PROBLEM STATEMENT: Quote the records in full and leave their pictures out.

┌─ DATA FOR PROCESSING

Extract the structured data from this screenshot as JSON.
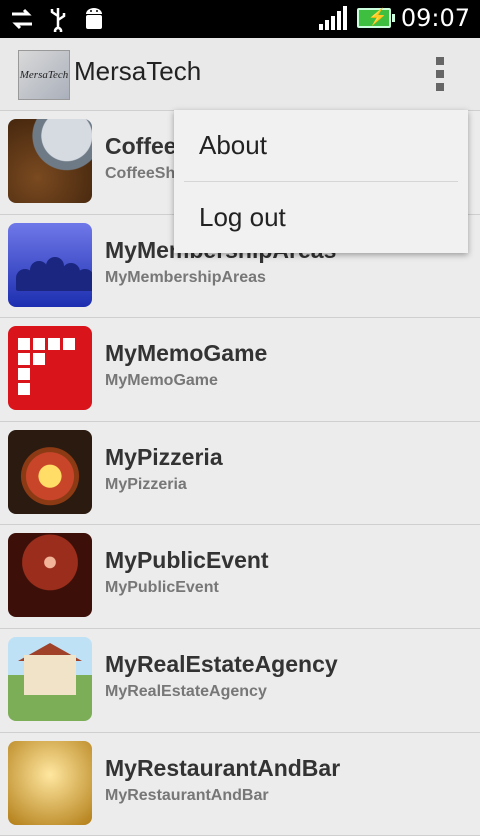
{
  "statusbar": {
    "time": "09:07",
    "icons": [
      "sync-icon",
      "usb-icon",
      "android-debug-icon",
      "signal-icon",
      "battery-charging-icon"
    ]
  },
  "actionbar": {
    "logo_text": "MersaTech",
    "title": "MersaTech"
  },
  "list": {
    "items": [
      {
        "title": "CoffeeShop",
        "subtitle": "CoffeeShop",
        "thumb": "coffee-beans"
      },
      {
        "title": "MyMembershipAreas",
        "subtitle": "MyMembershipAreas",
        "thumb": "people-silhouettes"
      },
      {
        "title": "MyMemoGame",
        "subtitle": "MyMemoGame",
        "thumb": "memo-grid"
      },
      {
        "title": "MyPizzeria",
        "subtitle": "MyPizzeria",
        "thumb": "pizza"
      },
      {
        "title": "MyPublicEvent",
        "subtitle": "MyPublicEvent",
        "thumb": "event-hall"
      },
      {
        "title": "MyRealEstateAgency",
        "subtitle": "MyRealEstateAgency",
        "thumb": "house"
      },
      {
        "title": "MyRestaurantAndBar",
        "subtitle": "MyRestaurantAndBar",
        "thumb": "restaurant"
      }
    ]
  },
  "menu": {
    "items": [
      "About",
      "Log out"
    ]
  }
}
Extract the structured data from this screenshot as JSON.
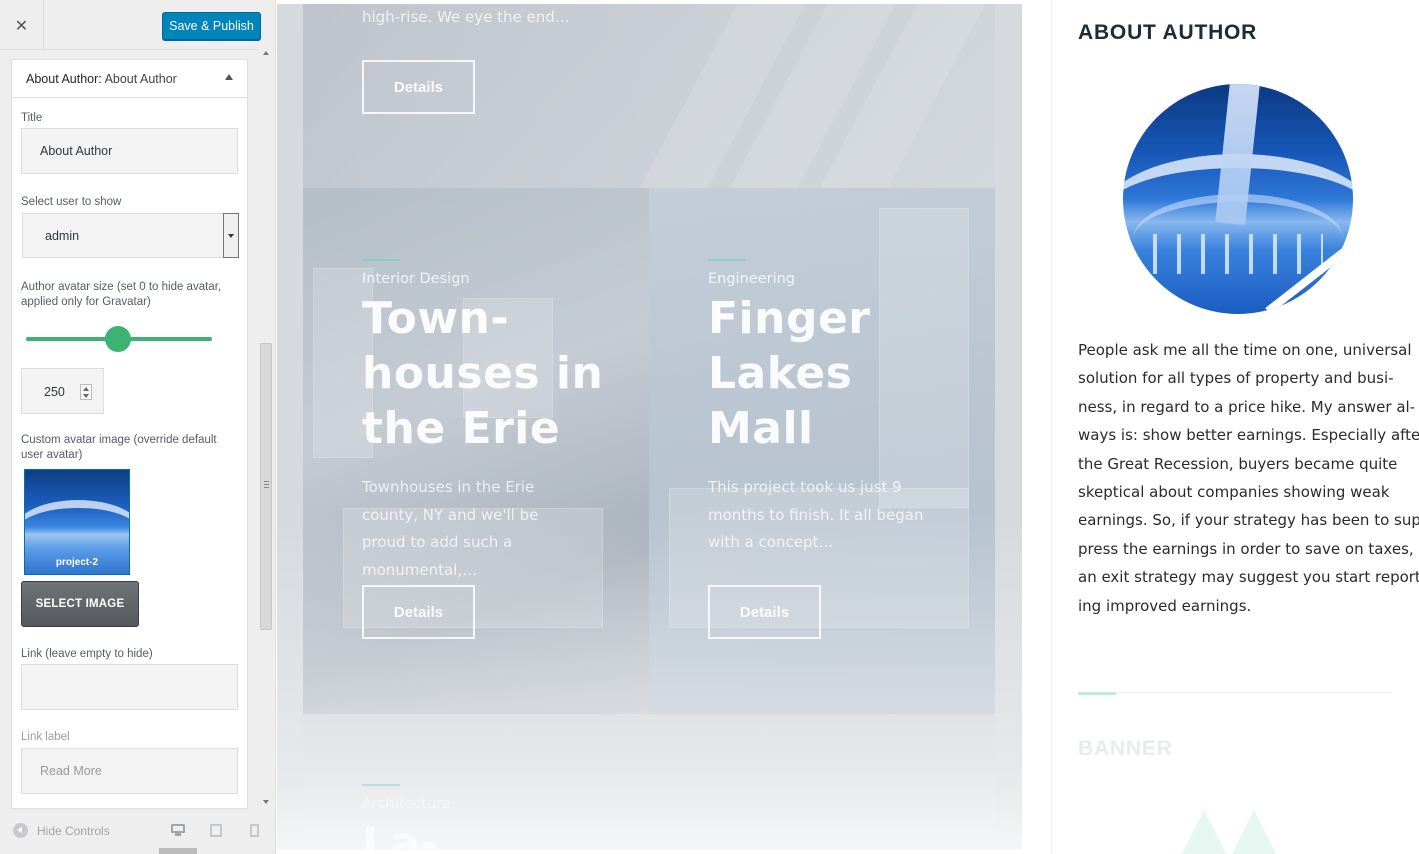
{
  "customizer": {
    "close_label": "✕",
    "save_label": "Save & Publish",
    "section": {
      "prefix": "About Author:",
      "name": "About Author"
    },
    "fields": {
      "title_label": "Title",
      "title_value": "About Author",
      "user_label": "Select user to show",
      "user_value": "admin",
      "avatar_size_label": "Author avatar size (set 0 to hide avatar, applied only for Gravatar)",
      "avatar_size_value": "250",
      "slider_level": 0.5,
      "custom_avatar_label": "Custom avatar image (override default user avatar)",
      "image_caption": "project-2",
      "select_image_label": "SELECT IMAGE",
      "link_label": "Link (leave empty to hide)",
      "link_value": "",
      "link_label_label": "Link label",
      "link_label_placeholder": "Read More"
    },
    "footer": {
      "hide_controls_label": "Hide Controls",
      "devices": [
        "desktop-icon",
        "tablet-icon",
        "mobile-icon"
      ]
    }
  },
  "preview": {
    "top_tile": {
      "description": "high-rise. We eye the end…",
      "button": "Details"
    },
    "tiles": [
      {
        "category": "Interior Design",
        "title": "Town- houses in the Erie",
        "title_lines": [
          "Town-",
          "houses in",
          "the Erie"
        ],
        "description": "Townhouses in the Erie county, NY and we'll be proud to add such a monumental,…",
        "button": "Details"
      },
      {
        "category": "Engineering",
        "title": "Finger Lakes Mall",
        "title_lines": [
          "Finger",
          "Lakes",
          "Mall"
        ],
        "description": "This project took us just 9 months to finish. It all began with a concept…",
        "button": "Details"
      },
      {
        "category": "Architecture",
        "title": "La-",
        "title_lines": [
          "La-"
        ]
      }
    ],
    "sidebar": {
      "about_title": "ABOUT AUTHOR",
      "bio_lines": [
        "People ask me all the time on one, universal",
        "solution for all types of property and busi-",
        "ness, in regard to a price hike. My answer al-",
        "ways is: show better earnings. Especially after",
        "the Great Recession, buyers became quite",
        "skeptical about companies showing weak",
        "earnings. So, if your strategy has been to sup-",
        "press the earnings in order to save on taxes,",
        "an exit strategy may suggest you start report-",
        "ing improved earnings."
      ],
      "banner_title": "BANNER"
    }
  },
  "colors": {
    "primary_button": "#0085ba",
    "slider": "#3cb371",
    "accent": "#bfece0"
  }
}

└─

TASK OUTPUT:
Extract the structured data from this screenshot as JSON.
{
  "statusbar": {
    "time": "09:07",
    "icons": [
      "sync-icon",
      "usb-icon",
      "android-debug-icon",
      "signal-icon",
      "battery-charging-icon"
    ]
  },
  "actionbar": {
    "logo_text": "MersaTech",
    "title": "MersaTech"
  },
  "list": {
    "items": [
      {
        "title": "CoffeeShop",
        "subtitle": "CoffeeShop",
        "thumb": "coffee-beans"
      },
      {
        "title": "MyMembershipAreas",
        "subtitle": "MyMembershipAreas",
        "thumb": "people-silhouettes"
      },
      {
        "title": "MyMemoGame",
        "subtitle": "MyMemoGame",
        "thumb": "memo-grid"
      },
      {
        "title": "MyPizzeria",
        "subtitle": "MyPizzeria",
        "thumb": "pizza"
      },
      {
        "title": "MyPublicEvent",
        "subtitle": "MyPublicEvent",
        "thumb": "event-hall"
      },
      {
        "title": "MyRealEstateAgency",
        "subtitle": "MyRealEstateAgency",
        "thumb": "house"
      },
      {
        "title": "MyRestaurantAndBar",
        "subtitle": "MyRestaurantAndBar",
        "thumb": "restaurant"
      }
    ]
  },
  "menu": {
    "items": [
      "About",
      "Log out"
    ]
  }
}
Extract the structured data from this screenshot as JSON.
{
  "customizer": {
    "close_label": "✕",
    "save_label": "Save & Publish",
    "section": {
      "prefix": "About Author:",
      "name": "About Author"
    },
    "fields": {
      "title_label": "Title",
      "title_value": "About Author",
      "user_label": "Select user to show",
      "user_value": "admin",
      "avatar_size_label": "Author avatar size (set 0 to hide avatar, applied only for Gravatar)",
      "avatar_size_value": "250",
      "slider_level": 0.5,
      "custom_avatar_label": "Custom avatar image (override default user avatar)",
      "image_caption": "project-2",
      "select_image_label": "SELECT IMAGE",
      "link_label": "Link (leave empty to hide)",
      "link_value": "",
      "link_label_label": "Link label",
      "link_label_placeholder": "Read More"
    },
    "footer": {
      "hide_controls_label": "Hide Controls",
      "devices": [
        "desktop-icon",
        "tablet-icon",
        "mobile-icon"
      ]
    }
  },
  "preview": {
    "top_tile": {
      "description": "high-rise. We eye the end…",
      "button": "Details"
    },
    "tiles": [
      {
        "category": "Interior Design",
        "title": "Town- houses in the Erie",
        "title_lines": [
          "Town-",
          "houses in",
          "the Erie"
        ],
        "description": "Townhouses in the Erie county, NY and we'll be proud to add such a monumental,…",
        "button": "Details"
      },
      {
        "category": "Engineering",
        "title": "Finger Lakes Mall",
        "title_lines": [
          "Finger",
          "Lakes",
          "Mall"
        ],
        "description": "This project took us just 9 months to finish. It all began with a concept…",
        "button": "Details"
      },
      {
        "category": "Architecture",
        "title": "La-",
        "title_lines": [
          "La-"
        ]
      }
    ],
    "sidebar": {
      "about_title": "ABOUT AUTHOR",
      "bio_lines": [
        "People ask me all the time on one, universal",
        "solution for all types of property and busi-",
        "ness, in regard to a price hike. My answer al-",
        "ways is: show better earnings. Especially after",
        "the Great Recession, buyers became quite",
        "skeptical about companies showing weak",
        "earnings. So, if your strategy has been to sup-",
        "press the earnings in order to save on taxes,",
        "an exit strategy may suggest you start report-",
        "ing improved earnings."
      ],
      "banner_title": "BANNER"
    }
  },
  "colors": {
    "primary_button": "#0085ba",
    "slider": "#3cb371",
    "accent": "#bfece0"
  }
}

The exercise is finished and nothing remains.